◆ **Exercise**: Every line in the listing is to be echoed verbatim.

◆ **Supplied records**:
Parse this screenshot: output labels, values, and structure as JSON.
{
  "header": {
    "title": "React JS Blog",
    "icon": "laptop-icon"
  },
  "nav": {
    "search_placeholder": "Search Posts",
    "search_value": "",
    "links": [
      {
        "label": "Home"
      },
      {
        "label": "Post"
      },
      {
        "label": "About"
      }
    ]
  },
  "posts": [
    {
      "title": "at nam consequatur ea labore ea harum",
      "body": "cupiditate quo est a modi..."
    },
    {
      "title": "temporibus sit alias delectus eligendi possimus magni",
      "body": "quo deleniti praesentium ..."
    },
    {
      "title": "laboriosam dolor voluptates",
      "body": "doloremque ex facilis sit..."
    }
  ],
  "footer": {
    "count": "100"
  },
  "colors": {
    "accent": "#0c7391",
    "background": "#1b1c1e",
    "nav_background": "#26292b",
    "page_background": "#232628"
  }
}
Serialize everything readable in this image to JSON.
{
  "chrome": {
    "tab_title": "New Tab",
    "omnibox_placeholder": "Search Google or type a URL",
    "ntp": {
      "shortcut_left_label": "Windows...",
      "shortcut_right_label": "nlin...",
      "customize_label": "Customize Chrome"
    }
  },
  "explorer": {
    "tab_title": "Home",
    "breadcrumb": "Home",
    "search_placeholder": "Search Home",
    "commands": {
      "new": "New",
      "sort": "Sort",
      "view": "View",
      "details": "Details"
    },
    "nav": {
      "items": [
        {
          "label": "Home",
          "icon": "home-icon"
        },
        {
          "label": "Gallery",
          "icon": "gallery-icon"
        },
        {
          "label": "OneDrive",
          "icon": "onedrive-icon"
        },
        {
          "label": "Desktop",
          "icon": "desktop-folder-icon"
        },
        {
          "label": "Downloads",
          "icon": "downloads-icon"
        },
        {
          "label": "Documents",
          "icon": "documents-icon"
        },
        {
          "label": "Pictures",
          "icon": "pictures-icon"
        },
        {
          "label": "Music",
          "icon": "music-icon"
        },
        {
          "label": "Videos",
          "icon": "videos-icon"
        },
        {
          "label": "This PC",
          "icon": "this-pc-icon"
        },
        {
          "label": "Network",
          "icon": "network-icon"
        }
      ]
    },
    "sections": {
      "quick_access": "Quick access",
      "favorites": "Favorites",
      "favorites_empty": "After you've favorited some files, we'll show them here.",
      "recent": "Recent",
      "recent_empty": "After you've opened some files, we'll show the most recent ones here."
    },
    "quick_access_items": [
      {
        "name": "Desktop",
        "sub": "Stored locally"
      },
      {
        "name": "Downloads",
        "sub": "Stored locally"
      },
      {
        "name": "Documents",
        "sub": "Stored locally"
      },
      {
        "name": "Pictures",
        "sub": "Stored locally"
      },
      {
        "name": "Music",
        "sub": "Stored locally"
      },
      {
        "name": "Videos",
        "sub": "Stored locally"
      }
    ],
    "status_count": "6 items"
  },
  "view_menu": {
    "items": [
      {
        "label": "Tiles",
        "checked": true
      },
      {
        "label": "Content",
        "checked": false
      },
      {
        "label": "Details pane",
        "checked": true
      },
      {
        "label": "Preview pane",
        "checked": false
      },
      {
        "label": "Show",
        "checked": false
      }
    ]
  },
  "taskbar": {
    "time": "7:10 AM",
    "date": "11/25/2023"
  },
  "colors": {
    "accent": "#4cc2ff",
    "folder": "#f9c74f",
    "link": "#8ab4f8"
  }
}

◆ **Expected output**:
Parse this screenshot: output labels, values, and structure as JSON.
{
  "header": {
    "title": "React JS Blog",
    "icon": "laptop-icon"
  },
  "nav": {
    "search_placeholder": "Search Posts",
    "search_value": "",
    "links": [
      {
        "label": "Home"
      },
      {
        "label": "Post"
      },
      {
        "label": "About"
      }
    ]
  },
  "posts": [
    {
      "title": "at nam consequatur ea labore ea harum",
      "body": "cupiditate quo est a modi..."
    },
    {
      "title": "temporibus sit alias delectus eligendi possimus magni",
      "body": "quo deleniti praesentium ..."
    },
    {
      "title": "laboriosam dolor voluptates",
      "body": "doloremque ex facilis sit..."
    }
  ],
  "footer": {
    "count": "100"
  },
  "colors": {
    "accent": "#0c7391",
    "background": "#1b1c1e",
    "nav_background": "#26292b",
    "page_background": "#232628"
  }
}
Serialize everything readable in this image to JSON.
{
  "chrome": {
    "tab_title": "New Tab",
    "omnibox_placeholder": "Search Google or type a URL",
    "ntp": {
      "shortcut_left_label": "Windows...",
      "shortcut_right_label": "nlin...",
      "customize_label": "Customize Chrome"
    }
  },
  "explorer": {
    "tab_title": "Home",
    "breadcrumb": "Home",
    "search_placeholder": "Search Home",
    "commands": {
      "new": "New",
      "sort": "Sort",
      "view": "View",
      "details": "Details"
    },
    "nav": {
      "items": [
        {
          "label": "Home",
          "icon": "home-icon"
        },
        {
          "label": "Gallery",
          "icon": "gallery-icon"
        },
        {
          "label": "OneDrive",
          "icon": "onedrive-icon"
        },
        {
          "label": "Desktop",
          "icon": "desktop-folder-icon"
        },
        {
          "label": "Downloads",
          "icon": "downloads-icon"
        },
        {
          "label": "Documents",
          "icon": "documents-icon"
        },
        {
          "label": "Pictures",
          "icon": "pictures-icon"
        },
        {
          "label": "Music",
          "icon": "music-icon"
        },
        {
          "label": "Videos",
          "icon": "videos-icon"
        },
        {
          "label": "This PC",
          "icon": "this-pc-icon"
        },
        {
          "label": "Network",
          "icon": "network-icon"
        }
      ]
    },
    "sections": {
      "quick_access": "Quick access",
      "favorites": "Favorites",
      "favorites_empty": "After you've favorited some files, we'll show them here.",
      "recent": "Recent",
      "recent_empty": "After you've opened some files, we'll show the most recent ones here."
    },
    "quick_access_items": [
      {
        "name": "Desktop",
        "sub": "Stored locally"
      },
      {
        "name": "Downloads",
        "sub": "Stored locally"
      },
      {
        "name": "Documents",
        "sub": "Stored locally"
      },
      {
        "name": "Pictures",
        "sub": "Stored locally"
      },
      {
        "name": "Music",
        "sub": "Stored locally"
      },
      {
        "name": "Videos",
        "sub": "Stored locally"
      }
    ],
    "status_count": "6 items"
  },
  "view_menu": {
    "items": [
      {
        "label": "Tiles",
        "checked": true
      },
      {
        "label": "Content",
        "checked": false
      },
      {
        "label": "Details pane",
        "checked": true
      },
      {
        "label": "Preview pane",
        "checked": false
      },
      {
        "label": "Show",
        "checked": false
      }
    ]
  },
  "taskbar": {
    "time": "7:10 AM",
    "date": "11/25/2023"
  },
  "colors": {
    "accent": "#4cc2ff",
    "folder": "#f9c74f",
    "link": "#8ab4f8"
  }
}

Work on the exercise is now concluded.